Goal
Go through the entries below and copy each line containing the word "options".

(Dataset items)
>>>
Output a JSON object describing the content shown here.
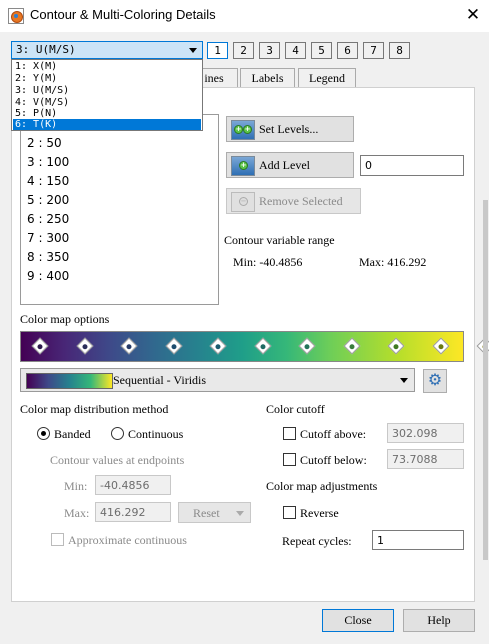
{
  "window": {
    "title": "Contour & Multi-Coloring Details",
    "close_glyph": "✕"
  },
  "variable_selector": {
    "selected": "3: U(M/S)",
    "options": [
      "1: X(M)",
      "2: Y(M)",
      "3: U(M/S)",
      "4: V(M/S)",
      "5: P(N)",
      "6: T(K)"
    ],
    "highlighted": "6: T(K)"
  },
  "group_tabs": [
    "1",
    "2",
    "3",
    "4",
    "5",
    "6",
    "7",
    "8"
  ],
  "tabs": {
    "lines_partial": "ines",
    "labels": "Labels",
    "legend": "Legend"
  },
  "levels": [
    {
      "index": "2",
      "value": "50"
    },
    {
      "index": "3",
      "value": "100"
    },
    {
      "index": "4",
      "value": "150"
    },
    {
      "index": "5",
      "value": "200"
    },
    {
      "index": "6",
      "value": "250"
    },
    {
      "index": "7",
      "value": "300"
    },
    {
      "index": "8",
      "value": "350"
    },
    {
      "index": "9",
      "value": "400"
    }
  ],
  "buttons": {
    "set_levels": "Set Levels...",
    "add_level": "Add Level",
    "remove_selected": "Remove Selected",
    "reset": "Reset",
    "close": "Close",
    "help": "Help"
  },
  "add_level_value": "0",
  "contour_range": {
    "heading": "Contour variable range",
    "min_label": "Min:",
    "min": "-40.4856",
    "max_label": "Max:",
    "max": "416.292"
  },
  "color_map": {
    "options_heading": "Color map options",
    "selected": "Sequential - Viridis",
    "control_points": 11
  },
  "distribution": {
    "heading": "Color map distribution method",
    "banded": "Banded",
    "continuous": "Continuous",
    "mode": "banded",
    "endpoints_heading": "Contour values at endpoints",
    "min_label": "Min:",
    "min": "-40.4856",
    "max_label": "Max:",
    "max": "416.292",
    "approx": "Approximate continuous"
  },
  "cutoff": {
    "heading": "Color cutoff",
    "above_label": "Cutoff above:",
    "above_value": "302.098",
    "below_label": "Cutoff below:",
    "below_value": "73.7088"
  },
  "adjustments": {
    "heading": "Color map adjustments",
    "reverse": "Reverse",
    "repeat_label": "Repeat cycles:",
    "repeat_value": "1"
  },
  "colors": {
    "accent": "#0078d7",
    "selection_bg": "#cce4f7"
  }
}
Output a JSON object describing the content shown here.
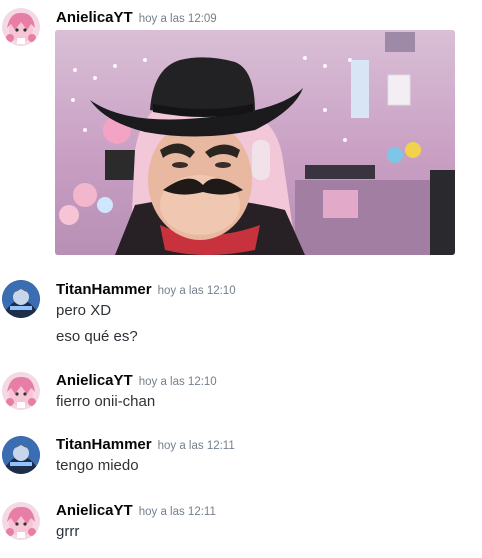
{
  "messages": [
    {
      "author": "AnielicaYT",
      "timestamp": "hoy a las 12:09",
      "avatar": "anime-pink-hair-avatar",
      "lines": [],
      "attachment": "image-cowboy-mask-photo"
    },
    {
      "author": "TitanHammer",
      "timestamp": "hoy a las 12:10",
      "avatar": "titan-blue-avatar",
      "lines": [
        "pero XD",
        "eso qué es?"
      ]
    },
    {
      "author": "AnielicaYT",
      "timestamp": "hoy a las 12:10",
      "avatar": "anime-pink-hair-avatar",
      "lines": [
        "fierro onii-chan"
      ]
    },
    {
      "author": "TitanHammer",
      "timestamp": "hoy a las 12:11",
      "avatar": "titan-blue-avatar",
      "lines": [
        "tengo miedo"
      ]
    },
    {
      "author": "AnielicaYT",
      "timestamp": "hoy a las 12:11",
      "avatar": "anime-pink-hair-avatar",
      "lines": [
        "grrr"
      ]
    }
  ],
  "colors": {
    "username": "#060607",
    "timestamp": "#747f8d",
    "message_text": "#2e3338",
    "background": "#ffffff"
  }
}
<<<
Full solution
    "options": [
    "options_heading": "Color map options",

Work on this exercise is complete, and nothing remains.